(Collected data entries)
····················
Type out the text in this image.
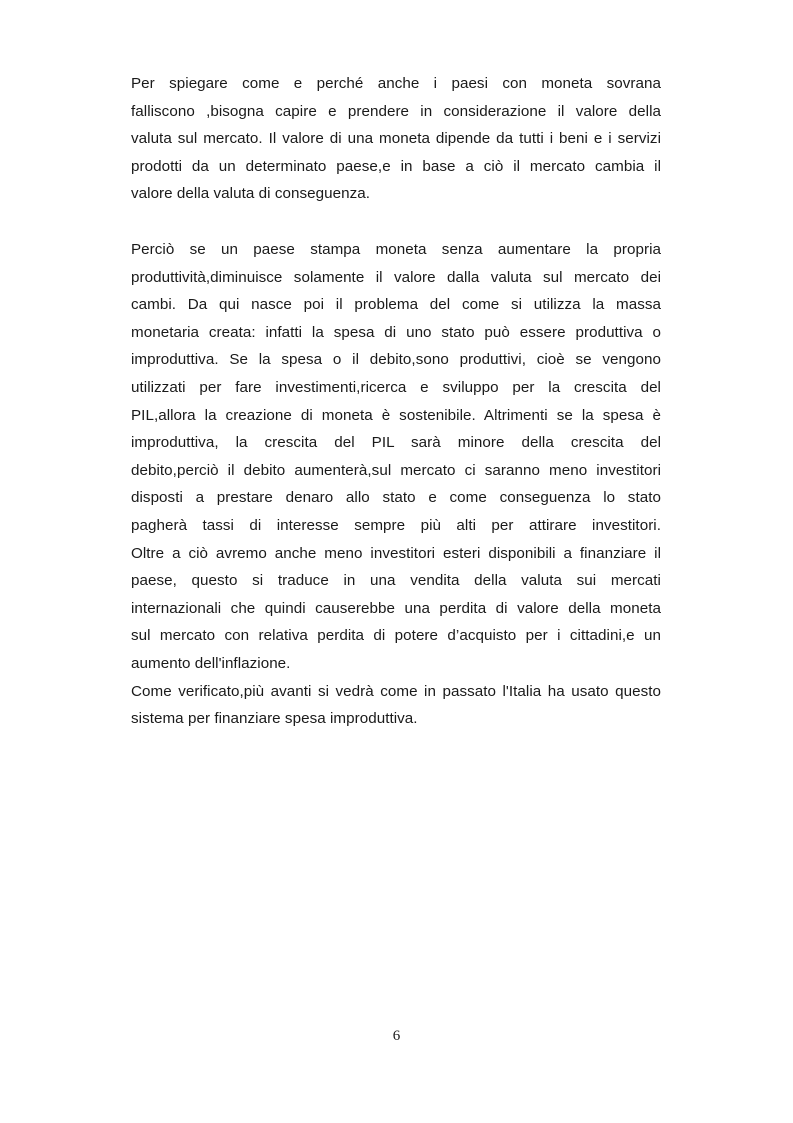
Per spiegare come e perché anche i paesi con moneta sovrana
falliscono ,bisogna capire e prendere in considerazione il valore della
valuta sul mercato. Il valore di una moneta dipende da tutti i beni e i servizi
prodotti da un determinato paese,e in base a ciò il mercato cambia il
valore della valuta di conseguenza.
Perciò se un paese stampa moneta senza aumentare la propria
produttività,diminuisce solamente il valore dalla valuta sul mercato dei
cambi. Da qui nasce poi il problema del come si utilizza la massa
monetaria creata: infatti la spesa di uno stato può essere produttiva o
improduttiva. Se la spesa o il debito,sono produttivi, cioè se vengono
utilizzati per fare investimenti,ricerca e sviluppo per la crescita del
PIL,allora la creazione di moneta è sostenibile. Altrimenti se la spesa è
improduttiva, la crescita del PIL sarà minore della crescita del
debito,perciò il debito aumenterà,sul mercato ci saranno meno investitori
disposti a prestare denaro allo stato e come conseguenza lo stato
pagherà tassi di interesse sempre più alti per attirare investitori.
Oltre a ciò avremo anche meno investitori esteri disponibili a finanziare il
paese, questo si traduce in una vendita della valuta sui mercati
internazionali che quindi causerebbe una perdita di valore della moneta
sul mercato con relativa perdita di potere d’acquisto per i cittadini,e un
aumento dell'inflazione.
Come verificato,più avanti si vedrà come in passato l'Italia ha usato questo
sistema per finanziare spesa improduttiva.
6
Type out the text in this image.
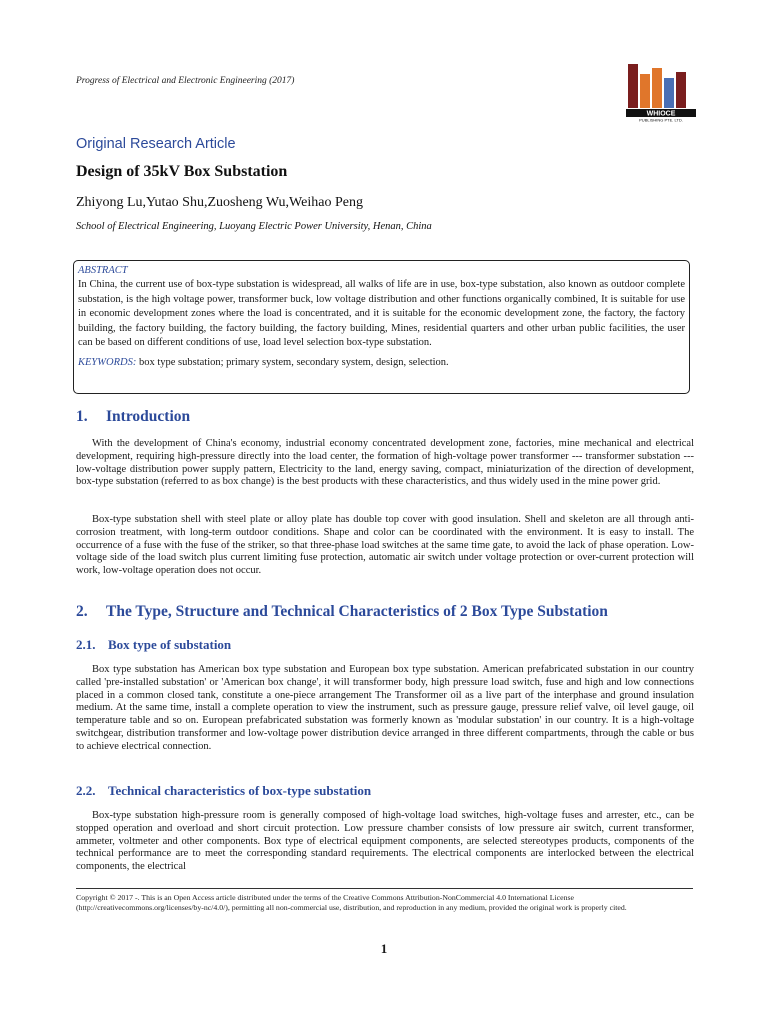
Progress of Electrical and Electronic Engineering (2017)
WHIOCE
PUBLISHING PTE. LTD.
Original Research Article
Design of 35kV Box Substation
Zhiyong Lu,Yutao Shu,Zuosheng Wu,Weihao Peng
School of Electrical Engineering, Luoyang Electric Power University, Henan, China
ABSTRACT

In China, the current use of box-type substation is widespread, all walks of life are in use, box-type substation, also known as outdoor complete substation, is the high voltage power, transformer buck, low voltage distribution and other functions organically combined, It is suitable for use in economic development zones where the load is concentrated, and it is suitable for the economic development zone, the factory, the factory building, the factory building, the factory building, the factory building, Mines, residential quarters and other urban public facilities, the user can be based on different conditions of use, load level selection box-type substation.

KEYWORDS: box type substation; primary system, secondary system, design, selection.
1. Introduction

With the development of China's economy, industrial economy concentrated development zone, factories, mine mechanical and electrical development, requiring high-pressure directly into the load center, the formation of high-voltage power transformer --- transformer substation --- low-voltage distribution power supply pattern, Electricity to the land, energy saving, compact, miniaturization of the direction of development, box-type substation (referred to as box change) is the best products with these characteristics, and thus widely used in the mine power grid.

Box-type substation shell with steel plate or alloy plate has double top cover with good insulation. Shell and skeleton are all through anti-corrosion treatment, with long-term outdoor conditions. Shape and color can be coordinated with the environment. It is easy to install. The occurrence of a fuse with the fuse of the striker, so that three-phase load switches at the same time gate, to avoid the lack of phase operation. Low-voltage side of the load switch plus current limiting fuse protection, automatic air switch under voltage protection or over-current protection will work, low-voltage operation does not occur.

2. The Type, Structure and Technical Characteristics of 2 Box Type Substation
2.1. Box type of substation

Box type substation has American box type substation and European box type substation. American prefabricated substation in our country called 'pre-installed substation' or 'American box change', it will transformer body, high pressure load switch, fuse and high and low connections placed in a common closed tank, constitute a one-piece arrangement The Transformer oil as a live part of the interphase and ground insulation medium. At the same time, install a complete operation to view the instrument, such as pressure gauge, pressure relief valve, oil level gauge, oil temperature table and so on. European prefabricated substation was formerly known as 'modular substation' in our country. It is a high-voltage switchgear, distribution transformer and low-voltage power distribution device arranged in three different compartments, through the cable or bus to achieve electrical connection.

2.2. Technical characteristics of box-type substation

Box-type substation high-pressure room is generally composed of high-voltage load switches, high-voltage fuses and arrester, etc., can be stopped operation and overload and short circuit protection. Low pressure chamber consists of low pressure air switch, current transformer, ammeter, voltmeter and other components. Box type of electrical equipment components, are selected stereotypes products, components of the technical performance are to meet the corresponding standard requirements. The electrical components are interlocked between the electrical components, the electrical

Copyright © 2017 -. This is an Open Access article distributed under the terms of the Creative Commons Attribution-NonCommercial 4.0 International License (http://creativecommons.org/licenses/by-nc/4.0/), permitting all non-commercial use, distribution, and reproduction in any medium, provided the original work is properly cited.

1
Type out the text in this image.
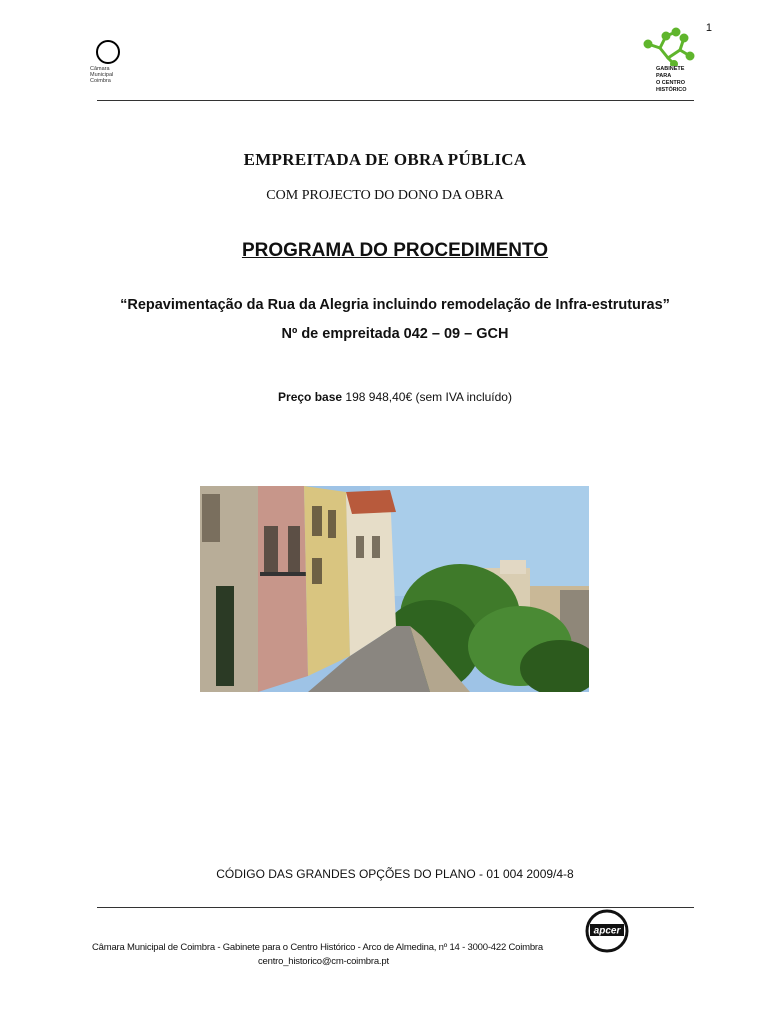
1
Câmara
Municipal
Coimbra
GABINETE
PARA
O CENTRO
HISTÓRICO
EMPREITADA DE OBRA PÚBLICA
COM PROJECTO DO DONO DA OBRA
PROGRAMA DO PROCEDIMENTO
“Repavimentação da Rua da Alegria incluindo remodelação de Infra-estruturas”
Nº de empreitada 042 – 09 – GCH
Preço base 198 948,40€ (sem IVA incluído)
CÓDIGO DAS GRANDES OPÇÕES DO PLANO - 01 004 2009/4-8
apcer
Câmara Municipal de Coimbra - Gabinete para o Centro Histórico - Arco de Almedina, nº 14 - 3000-422 Coimbra
centro_historico@cm-coimbra.pt
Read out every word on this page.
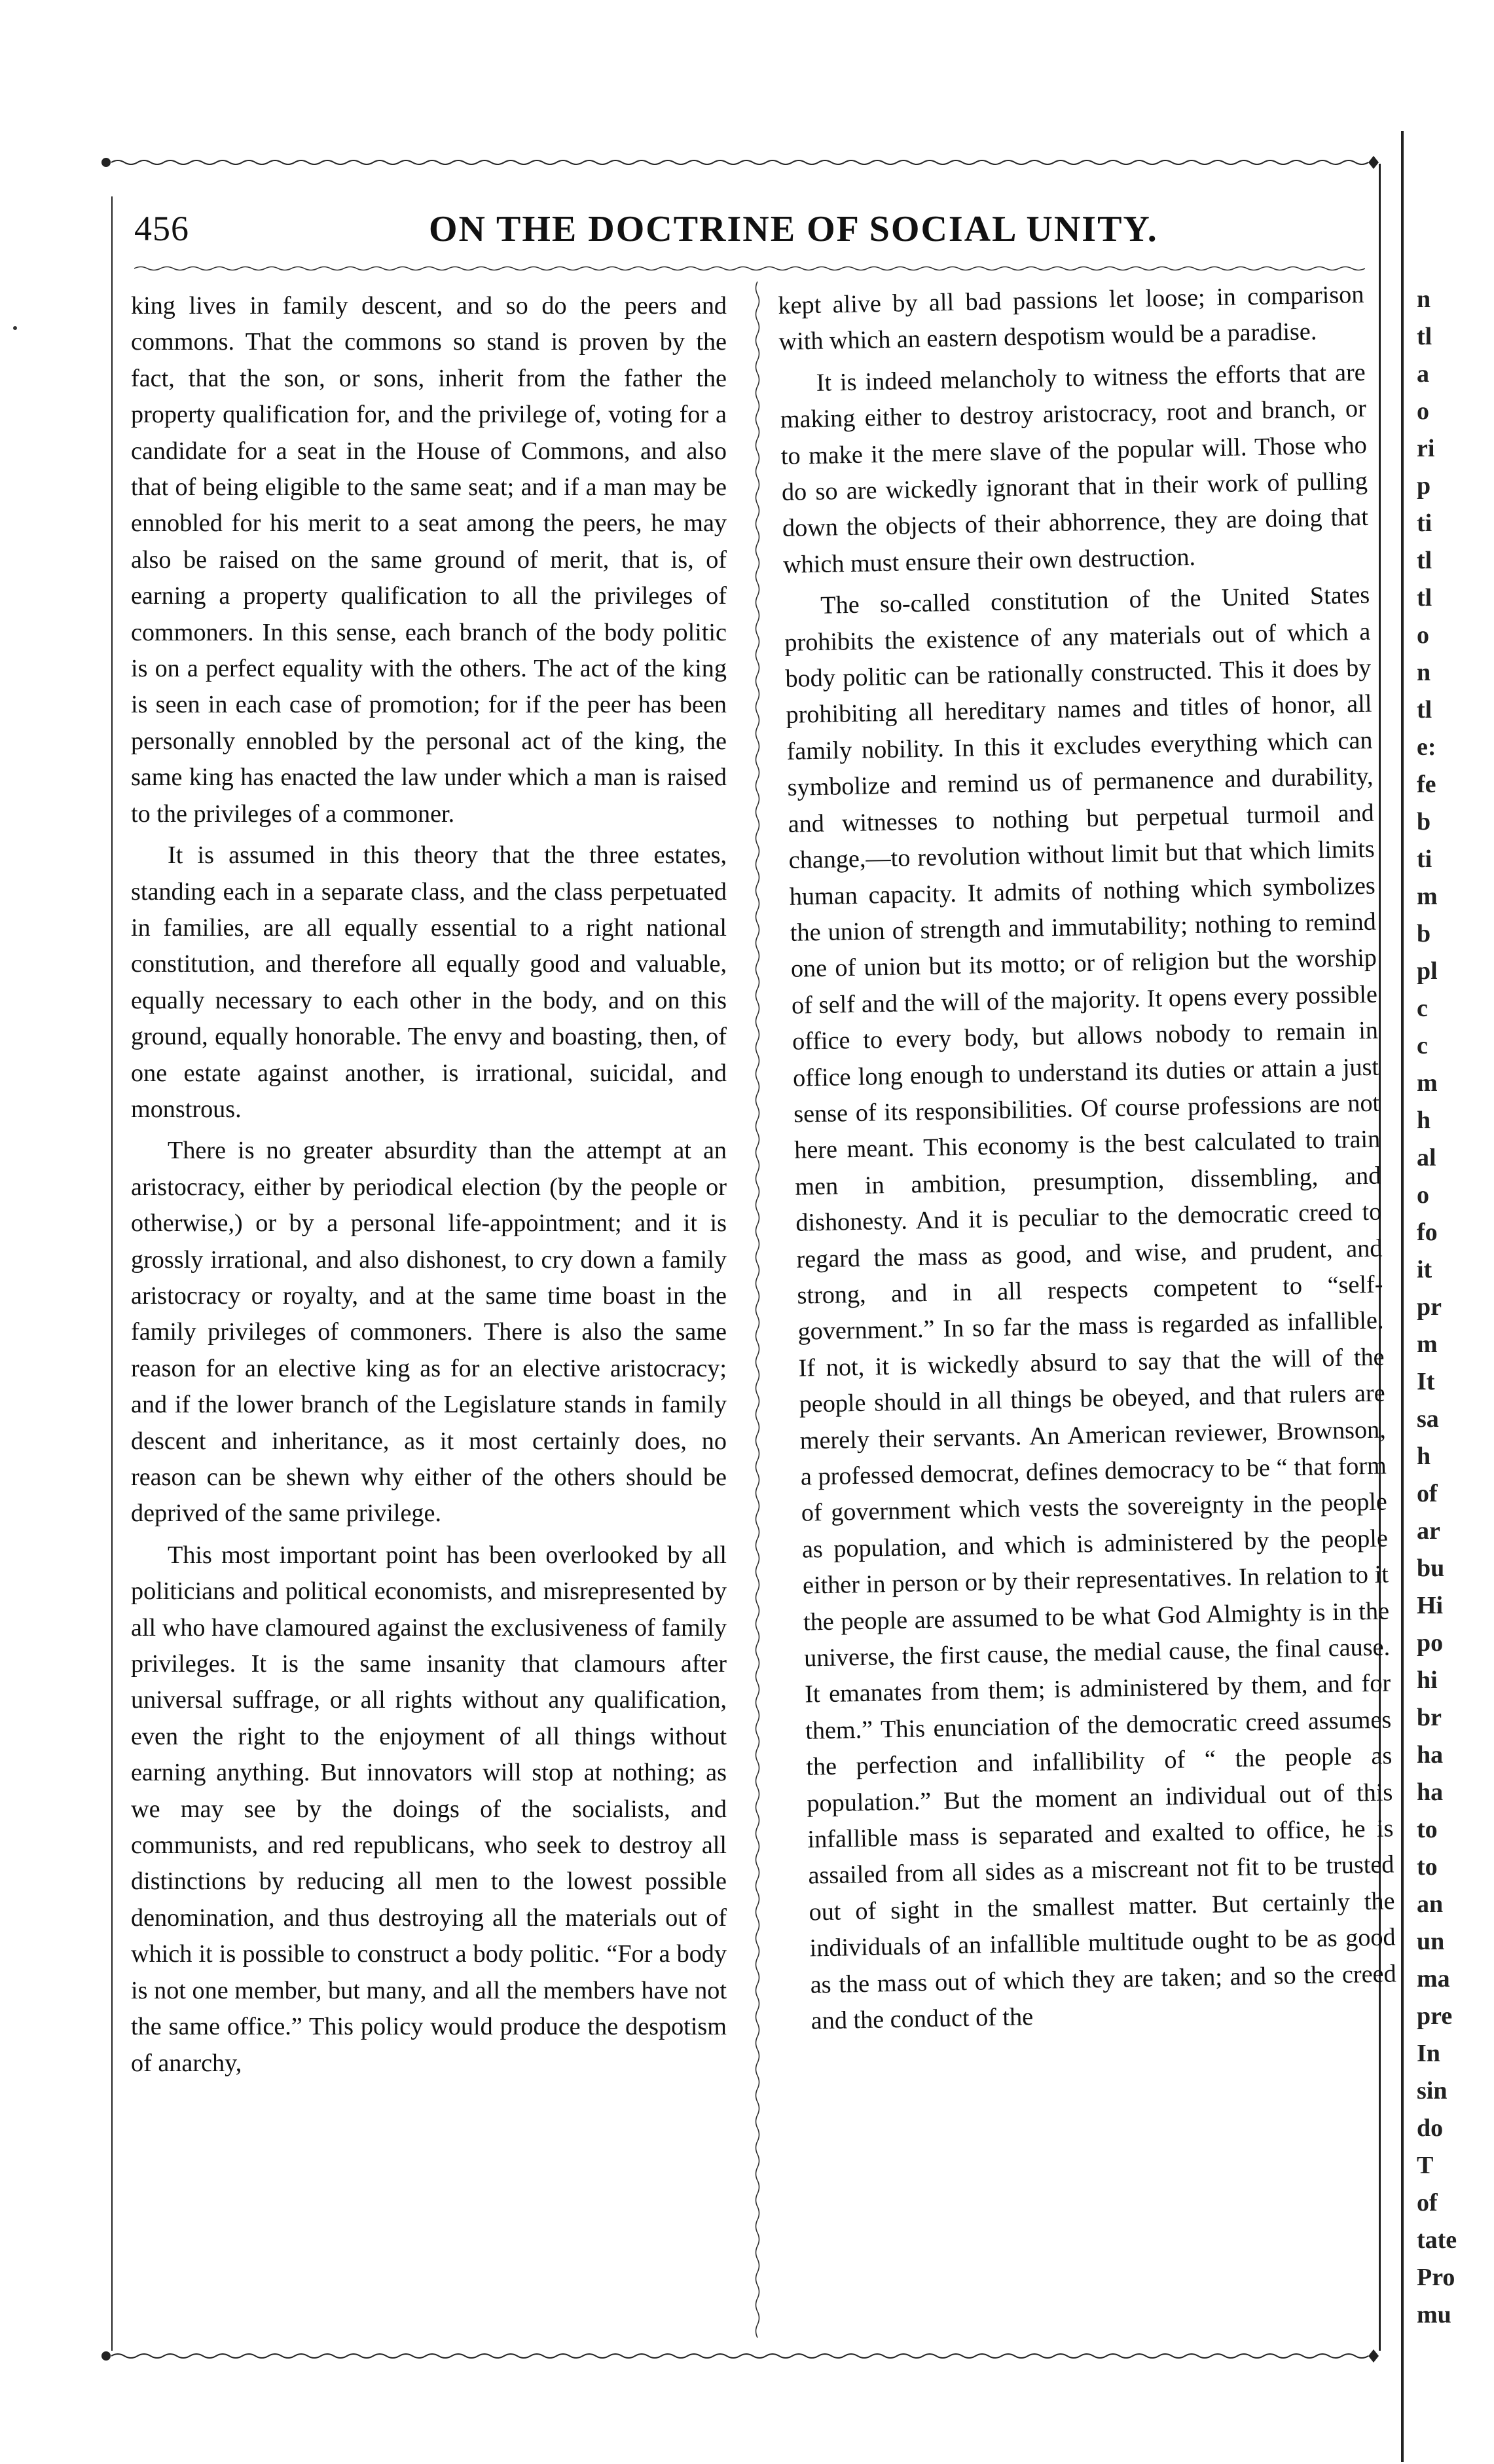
456	ON THE DOCTRINE OF SOCIAL UNITY.

king lives in family descent, and so do the peers and commons. That the commons so stand is proven by the fact, that the son, or sons, inherit from the father the property qualification for, and the privilege of, voting for a candidate for a seat in the House of Commons, and also that of being eligible to the same seat; and if a man may be ennobled for his merit to a seat among the peers, he may also be raised on the same ground of merit, that is, of earning a property qualification to all the privileges of commoners. In this sense, each branch of the body politic is on a perfect equality with the others. The act of the king is seen in each case of promotion; for if the peer has been personally ennobled by the personal act of the king, the same king has enacted the law under which a man is raised to the privileges of a commoner.

It is assumed in this theory that the three estates, standing each in a separate class, and the class perpetuated in families, are all equally essential to a right national constitution, and therefore all equally good and valuable, equally necessary to each other in the body, and on this ground, equally honorable. The envy and boasting, then, of one estate against another, is irrational, suicidal, and monstrous.

There is no greater absurdity than the attempt at an aristocracy, either by periodical election (by the people or otherwise,) or by a personal life-appointment; and it is grossly irrational, and also dishonest, to cry down a family aristocracy or royalty, and at the same time boast in the family privileges of commoners. There is also the same reason for an elective king as for an elective aristocracy; and if the lower branch of the Legislature stands in family descent and inheritance, as it most certainly does, no reason can be shewn why either of the others should be deprived of the same privilege.

This most important point has been overlooked by all politicians and political economists, and misrepresented by all who have clamoured against the exclusiveness of family privileges. It is the same insanity that clamours after universal suffrage, or all rights without any qualification, even the right to the enjoyment of all things without earning anything. But innovators will stop at nothing; as we may see by the doings of the socialists, and communists, and red republicans, who seek to destroy all distinctions by reducing all men to the lowest possible denomination, and thus destroying all the materials out of which it is possible to construct a body politic. “For a body is not one member, but many, and all the members have not the same office.” This policy would produce the despotism of anarchy,

kept alive by all bad passions let loose; in comparison with which an eastern despotism would be a paradise.

It is indeed melancholy to witness the efforts that are making either to destroy aristocracy, root and branch, or to make it the mere slave of the popular will. Those who do so are wickedly ignorant that in their work of pulling down the objects of their abhorrence, they are doing that which must ensure their own destruction.

The so-called constitution of the United States prohibits the existence of any materials out of which a body politic can be rationally constructed. This it does by prohibiting all hereditary names and titles of honor, all family nobility. In this it excludes everything which can symbolize and remind us of permanence and durability, and witnesses to nothing but perpetual turmoil and change,—to revolution without limit but that which limits human capacity. It admits of nothing which symbolizes the union of strength and immutability; nothing to remind one of union but its motto; or of religion but the worship of self and the will of the majority. It opens every possible office to every body, but allows nobody to remain in office long enough to understand its duties or attain a just sense of its responsibilities. Of course professions are not here meant. This economy is the best calculated to train men in ambition, presumption, dissembling, and dishonesty. And it is peculiar to the democratic creed to regard the mass as good, and wise, and prudent, and strong, and in all respects competent to “self-government.” In so far the mass is regarded as infallible. If not, it is wickedly absurd to say that the will of the people should in all things be obeyed, and that rulers are merely their servants. An American reviewer, Brownson, a professed democrat, defines democracy to be “ that form of government which vests the sovereignty in the people as population, and which is administered by the people either in person or by their representatives. In relation to it the people are assumed to be what God Almighty is in the universe, the first cause, the medial cause, the final cause. It emanates from them; is administered by them, and for them.” This enunciation of the democratic creed assumes the perfection and infallibility of “ the people as population.” But the moment an individual out of this infallible mass is separated and exalted to office, he is assailed from all sides as a miscreant not fit to be trusted out of sight in the smallest matter. But certainly the individuals of an infallible multitude ought to be as good as the mass out of which they are taken; and so the creed and the conduct of the

n
tl
a
o
ri
p
ti
tl
tl
o
n
tl
e:
fe
b
ti
m
b
pl
c
c
m
h
al
o
fo
it
pr
m
It
sa
h
of
ar
bu
Hi
po
hi
br
ha
ha
to
to
an
un
ma
pre
In
sin
do
T
of
tate
Pro
mu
····················
WHAT THE TASK REQUIRES:
Copy all lines above containing the string "each".

THE SOLUTION:
king lives in family descent, and so do the peers and commons. That the commons so stand is proven by the fact, that the son, or sons, inherit from the father the property qualification for, and the privilege of, voting for a candidate for a seat in the House of Commons, and also that of being eligible to the same seat; and if a man may be ennobled for his merit to a seat among the peers, he may also be raised on the same ground of merit, that is, of earning a property qualification to all the privileges of commoners. In this sense, each branch of the body politic is on a perfect equality with the others. The act of the king is seen in each case of promotion; for if the peer has been personally ennobled by the personal act of the king, the same king has enacted the law under which a man is raised to the privileges of a commoner.
It is assumed in this theory that the three estates, standing each in a separate class, and the class perpetuated in families, are all equally essential to a right national constitution, and therefore all equally good and valuable, equally necessary to each other in the body, and on this ground, equally honorable. The envy and boasting, then, of one estate against another, is irrational, suicidal, and monstrous.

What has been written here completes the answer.